СТРАНИЦА >>

+++

5.2 Изображение Сержа Лифаря с Пушкиным. Augsbourg G. La Vie en images de Serge Lifar (Paris: Correa, 1937). © 2019 Artists Rights Society (ARS), New York / ProLitteris, Zurich, используется с разрешения
5.3 Приглашение на Пушкинскую выставку Сержа Лифаря с рисунком Жана Кокто. Центр русской культуры Амхерстского колледжа
5.4 Пушкинские дни в Москве. Карикатура в «Последних новостях», 11 февраля 1937 г.
Слова благодарности
Множество людей вдохновляло меня и помогало в работе над этим проектом. Я выражаю искреннюю признательность архивистам и сотрудникам Библиотеки Конгресса, Нью-Йоркской публичной библиотеки, Библиотеки редких книг и рукописей Бейнеке Йельского университета. Особую помощь оказали Клод Лоренц из Национальной и Университетской библиотек Страсбурга, а также Флор Бугникур из Медиатеки Монако, Fonds Patrimonial; доктор Феликс Мейер и Изольда Деген из Фонда Пауля Захера в Базеле, Швейцария; Наталья Ермолаева из Архива Прокофьева в Библиотеке редких книг и рукописей Колумбийского университета. Неоценимую пользу принесли мне знания и отзывчивость Стэнли Рабиновица и Майкла Куничика из Центра русской культуры Амхерстского колледжа. Стивен Хейм из межбиблиотечного отдела Амхерстского колледжа выполнял самые сложные мои запросы, а библиотекарь отдела искусств и гуманитарных наук Сара Смит помогала в поиске иллюстраций в интернете. Мишель Фуркад, президент Cercle Maritain, предоставил мне доступ к фондам Национальной и Университетской библиотек Страсбурга, а Винсент Лалуа прислал копии писем его отца Луи Лалуа и Артура Лурье. Стефан Хюллигер снабдил меня ценной информацией из своей личной коллекции документов Лурье и всегда был готов ответить на мои вопросы. Олеся Бобрик тоже поделилась со мной транскрипцией переписки Лурье с Сергеем Кусевицким и Борисом де Шлецером, а также выдержками из дневников Лурье. Моя студентка Фейт Вен сделала качественные фотографии документов из Центра русской культуры Амхерстского колледжа.

+++

ЦЕЛЬ ЗАДАНИЯ A >> Чьи знания и отзывчивость из Центра русской культуры Амхерстского колледжа принесли автору неоценимую пользу, согласно странице?

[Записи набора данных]

+++

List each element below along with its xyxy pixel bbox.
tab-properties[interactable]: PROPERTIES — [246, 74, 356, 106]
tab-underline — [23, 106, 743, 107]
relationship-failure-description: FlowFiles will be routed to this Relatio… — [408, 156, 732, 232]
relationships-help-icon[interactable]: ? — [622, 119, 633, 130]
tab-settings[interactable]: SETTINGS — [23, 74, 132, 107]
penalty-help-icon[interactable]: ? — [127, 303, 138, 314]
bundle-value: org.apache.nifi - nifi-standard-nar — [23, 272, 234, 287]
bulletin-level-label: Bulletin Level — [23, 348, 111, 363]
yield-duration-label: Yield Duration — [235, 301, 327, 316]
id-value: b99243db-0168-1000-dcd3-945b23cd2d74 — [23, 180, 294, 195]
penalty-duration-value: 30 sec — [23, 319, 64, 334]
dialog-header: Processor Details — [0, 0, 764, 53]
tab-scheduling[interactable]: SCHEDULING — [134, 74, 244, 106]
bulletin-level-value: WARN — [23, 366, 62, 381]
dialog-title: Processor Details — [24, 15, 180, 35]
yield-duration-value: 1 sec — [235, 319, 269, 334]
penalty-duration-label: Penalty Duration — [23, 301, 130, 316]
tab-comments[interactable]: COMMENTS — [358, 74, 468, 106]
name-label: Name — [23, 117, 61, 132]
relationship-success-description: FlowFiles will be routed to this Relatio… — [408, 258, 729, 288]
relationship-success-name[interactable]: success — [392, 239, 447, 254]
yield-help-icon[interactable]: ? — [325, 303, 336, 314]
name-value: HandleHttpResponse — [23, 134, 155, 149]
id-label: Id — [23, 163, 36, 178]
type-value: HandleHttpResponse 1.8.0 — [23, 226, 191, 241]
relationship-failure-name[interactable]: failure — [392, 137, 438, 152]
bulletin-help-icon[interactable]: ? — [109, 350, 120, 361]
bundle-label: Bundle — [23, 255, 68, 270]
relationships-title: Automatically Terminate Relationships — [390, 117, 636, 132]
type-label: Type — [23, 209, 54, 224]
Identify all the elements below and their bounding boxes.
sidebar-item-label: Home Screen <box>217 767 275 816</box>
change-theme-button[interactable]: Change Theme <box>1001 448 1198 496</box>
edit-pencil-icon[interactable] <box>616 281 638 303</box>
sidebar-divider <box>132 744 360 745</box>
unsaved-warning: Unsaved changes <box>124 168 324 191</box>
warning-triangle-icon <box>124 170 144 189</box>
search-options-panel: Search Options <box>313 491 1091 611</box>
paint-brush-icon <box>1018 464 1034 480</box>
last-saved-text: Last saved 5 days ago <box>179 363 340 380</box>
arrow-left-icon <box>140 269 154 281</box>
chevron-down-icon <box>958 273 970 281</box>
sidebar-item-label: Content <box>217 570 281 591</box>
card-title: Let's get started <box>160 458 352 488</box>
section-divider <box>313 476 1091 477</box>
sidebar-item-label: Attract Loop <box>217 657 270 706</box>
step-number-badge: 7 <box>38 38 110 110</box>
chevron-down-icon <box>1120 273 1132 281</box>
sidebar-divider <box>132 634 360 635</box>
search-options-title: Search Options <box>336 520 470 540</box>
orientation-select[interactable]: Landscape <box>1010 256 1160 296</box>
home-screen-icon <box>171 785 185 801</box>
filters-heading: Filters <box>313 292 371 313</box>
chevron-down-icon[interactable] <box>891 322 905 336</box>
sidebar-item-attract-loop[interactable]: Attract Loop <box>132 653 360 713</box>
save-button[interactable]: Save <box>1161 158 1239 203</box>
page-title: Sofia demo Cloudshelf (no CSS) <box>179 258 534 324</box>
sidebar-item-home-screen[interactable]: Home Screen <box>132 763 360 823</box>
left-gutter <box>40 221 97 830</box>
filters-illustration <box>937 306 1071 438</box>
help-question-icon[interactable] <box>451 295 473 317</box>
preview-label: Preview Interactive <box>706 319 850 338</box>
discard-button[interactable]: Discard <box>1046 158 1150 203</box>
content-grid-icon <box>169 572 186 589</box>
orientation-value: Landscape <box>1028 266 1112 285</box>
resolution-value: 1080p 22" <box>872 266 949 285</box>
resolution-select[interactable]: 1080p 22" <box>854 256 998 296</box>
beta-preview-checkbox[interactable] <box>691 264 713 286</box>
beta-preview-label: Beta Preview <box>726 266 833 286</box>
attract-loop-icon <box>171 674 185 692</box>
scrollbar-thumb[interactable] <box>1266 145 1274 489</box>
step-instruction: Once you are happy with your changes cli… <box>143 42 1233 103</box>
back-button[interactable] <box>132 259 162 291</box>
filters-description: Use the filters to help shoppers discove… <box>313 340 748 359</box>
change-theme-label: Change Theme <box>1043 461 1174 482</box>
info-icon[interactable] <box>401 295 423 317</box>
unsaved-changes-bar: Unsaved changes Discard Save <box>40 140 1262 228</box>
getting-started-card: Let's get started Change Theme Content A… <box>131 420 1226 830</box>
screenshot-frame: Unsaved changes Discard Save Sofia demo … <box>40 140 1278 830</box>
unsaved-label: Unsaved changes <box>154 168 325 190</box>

+++

ЦЕЛЬ ЗАДАНИЯ B >> Пожалуйста, выведите без изменений строки листинга от его начала до строки с «bundle-label: Bundle — [23, 255, 68, 270]», включая обе границы.

ПОЛНЫЙ ВЫВОД A >> Стэнли Рабиновица и Майкла Куничика.

ПОЛНЫЙ ВЫВОД B >>
List each element below along with its xyxy pixel bbox.
tab-properties[interactable]: PROPERTIES — [246, 74, 356, 106]
tab-underline — [23, 106, 743, 107]
relationship-failure-description: FlowFiles will be routed to this Relatio… — [408, 156, 732, 232]
relationships-help-icon[interactable]: ? — [622, 119, 633, 130]
tab-settings[interactable]: SETTINGS — [23, 74, 132, 107]
penalty-help-icon[interactable]: ? — [127, 303, 138, 314]
bundle-value: org.apache.nifi - nifi-standard-nar — [23, 272, 234, 287]
bulletin-level-label: Bulletin Level — [23, 348, 111, 363]
yield-duration-label: Yield Duration — [235, 301, 327, 316]
id-value: b99243db-0168-1000-dcd3-945b23cd2d74 — [23, 180, 294, 195]
penalty-duration-value: 30 sec — [23, 319, 64, 334]
dialog-header: Processor Details — [0, 0, 764, 53]
tab-scheduling[interactable]: SCHEDULING — [134, 74, 244, 106]
bulletin-level-value: WARN — [23, 366, 62, 381]
dialog-title: Processor Details — [24, 15, 180, 35]
yield-duration-value: 1 sec — [235, 319, 269, 334]
penalty-duration-label: Penalty Duration — [23, 301, 130, 316]
tab-comments[interactable]: COMMENTS — [358, 74, 468, 106]
name-label: Name — [23, 117, 61, 132]
relationship-success-description: FlowFiles will be routed to this Relatio… — [408, 258, 729, 288]
relationship-success-name[interactable]: success — [392, 239, 447, 254]
yield-help-icon[interactable]: ? — [325, 303, 336, 314]
name-value: HandleHttpResponse — [23, 134, 155, 149]
id-label: Id — [23, 163, 36, 178]
type-value: HandleHttpResponse 1.8.0 — [23, 226, 191, 241]
relationship-failure-name[interactable]: failure — [392, 137, 438, 152]
bulletin-help-icon[interactable]: ? — [109, 350, 120, 361]
bundle-label: Bundle — [23, 255, 68, 270]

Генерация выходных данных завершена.